┌──

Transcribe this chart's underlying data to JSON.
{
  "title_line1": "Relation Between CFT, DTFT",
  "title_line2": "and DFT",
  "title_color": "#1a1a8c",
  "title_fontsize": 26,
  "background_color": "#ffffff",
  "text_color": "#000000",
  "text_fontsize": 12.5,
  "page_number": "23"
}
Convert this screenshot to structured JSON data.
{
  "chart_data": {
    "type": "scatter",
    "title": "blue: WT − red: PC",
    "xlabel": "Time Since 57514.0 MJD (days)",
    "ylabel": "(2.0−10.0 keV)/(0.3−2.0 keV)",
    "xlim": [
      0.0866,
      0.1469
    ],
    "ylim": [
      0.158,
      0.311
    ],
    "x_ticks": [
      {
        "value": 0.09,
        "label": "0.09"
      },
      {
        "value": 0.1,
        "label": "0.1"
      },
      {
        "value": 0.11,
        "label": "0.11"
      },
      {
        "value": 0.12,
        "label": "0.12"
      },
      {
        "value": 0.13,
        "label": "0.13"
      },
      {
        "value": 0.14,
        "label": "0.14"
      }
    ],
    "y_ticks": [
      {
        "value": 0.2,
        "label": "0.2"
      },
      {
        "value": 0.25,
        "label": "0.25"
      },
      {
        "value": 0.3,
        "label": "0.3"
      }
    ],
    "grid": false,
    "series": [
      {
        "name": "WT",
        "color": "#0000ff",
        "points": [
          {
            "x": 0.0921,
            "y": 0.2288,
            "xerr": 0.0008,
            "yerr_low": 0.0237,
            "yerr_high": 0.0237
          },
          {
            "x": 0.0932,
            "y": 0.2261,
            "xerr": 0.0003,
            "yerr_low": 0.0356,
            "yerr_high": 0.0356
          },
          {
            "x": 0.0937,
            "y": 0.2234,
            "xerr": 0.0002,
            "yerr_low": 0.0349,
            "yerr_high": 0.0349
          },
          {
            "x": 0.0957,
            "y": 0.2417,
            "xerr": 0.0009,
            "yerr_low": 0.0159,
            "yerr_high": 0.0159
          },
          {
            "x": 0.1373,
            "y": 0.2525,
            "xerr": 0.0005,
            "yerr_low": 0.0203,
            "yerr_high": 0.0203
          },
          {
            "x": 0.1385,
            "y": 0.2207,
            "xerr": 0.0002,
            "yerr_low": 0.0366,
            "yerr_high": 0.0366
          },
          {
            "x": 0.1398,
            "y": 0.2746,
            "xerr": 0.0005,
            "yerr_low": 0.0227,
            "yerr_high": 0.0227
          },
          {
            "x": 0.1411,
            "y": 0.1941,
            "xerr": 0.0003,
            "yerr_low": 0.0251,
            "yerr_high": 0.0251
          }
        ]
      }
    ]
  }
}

└──

Aim: Identify the lines above with the word "value". Copy them.

Written response:
        "value": 0.09,
        "value": 0.1,
        "value": 0.11,
        "value": 0.12,
        "value": 0.13,
        "value": 0.14,
        "value": 0.2,
        "value": 0.25,
        "value": 0.3,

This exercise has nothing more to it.